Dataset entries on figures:
## Begin

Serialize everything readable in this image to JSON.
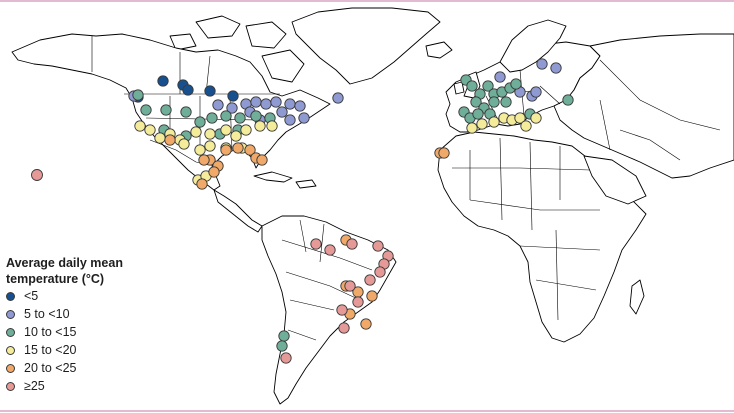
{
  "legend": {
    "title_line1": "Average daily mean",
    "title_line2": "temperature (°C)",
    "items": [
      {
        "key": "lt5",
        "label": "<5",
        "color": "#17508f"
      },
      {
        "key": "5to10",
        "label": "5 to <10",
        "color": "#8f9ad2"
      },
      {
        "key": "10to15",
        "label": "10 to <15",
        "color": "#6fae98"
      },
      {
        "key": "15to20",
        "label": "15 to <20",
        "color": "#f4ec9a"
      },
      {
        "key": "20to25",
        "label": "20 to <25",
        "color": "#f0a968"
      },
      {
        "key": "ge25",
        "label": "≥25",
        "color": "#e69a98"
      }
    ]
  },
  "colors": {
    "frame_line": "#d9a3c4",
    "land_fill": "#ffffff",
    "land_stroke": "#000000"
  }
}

## End
## Begin

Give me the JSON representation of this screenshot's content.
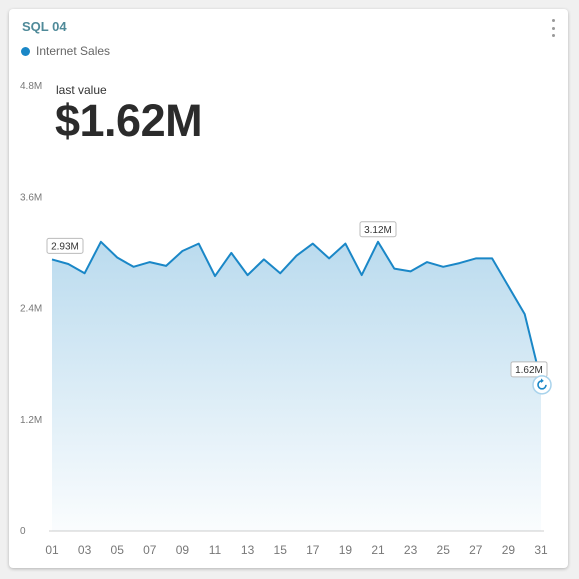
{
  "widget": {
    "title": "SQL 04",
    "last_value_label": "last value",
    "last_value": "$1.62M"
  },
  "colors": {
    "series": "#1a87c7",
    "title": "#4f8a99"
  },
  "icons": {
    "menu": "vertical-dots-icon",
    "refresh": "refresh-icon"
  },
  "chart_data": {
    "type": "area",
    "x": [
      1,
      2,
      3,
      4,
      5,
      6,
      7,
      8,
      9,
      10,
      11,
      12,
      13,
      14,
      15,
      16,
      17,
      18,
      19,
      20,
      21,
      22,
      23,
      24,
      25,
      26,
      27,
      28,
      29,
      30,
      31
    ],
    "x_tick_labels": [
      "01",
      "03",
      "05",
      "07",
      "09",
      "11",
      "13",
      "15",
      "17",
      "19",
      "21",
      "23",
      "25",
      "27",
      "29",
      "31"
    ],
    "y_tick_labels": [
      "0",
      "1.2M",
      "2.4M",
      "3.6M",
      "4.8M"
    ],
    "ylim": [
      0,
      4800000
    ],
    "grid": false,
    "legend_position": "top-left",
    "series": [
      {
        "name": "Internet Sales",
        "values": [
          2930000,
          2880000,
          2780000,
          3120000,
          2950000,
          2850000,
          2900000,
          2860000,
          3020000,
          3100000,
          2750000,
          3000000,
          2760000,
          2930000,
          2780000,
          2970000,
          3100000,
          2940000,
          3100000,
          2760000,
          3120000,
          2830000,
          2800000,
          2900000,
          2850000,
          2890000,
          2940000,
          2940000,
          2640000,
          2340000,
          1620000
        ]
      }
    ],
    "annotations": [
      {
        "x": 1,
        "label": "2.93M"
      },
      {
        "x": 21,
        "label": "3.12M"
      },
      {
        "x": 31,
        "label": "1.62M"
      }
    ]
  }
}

## End

:: PROBLEM DESCRIPTION ::
In the material above, find the lines that contain "this" and show them.

:: ANSWER TO THE PROBLEM ::
Serialize everything readable in this image to JSON.
Give me the JSON representation of this screenshot's content.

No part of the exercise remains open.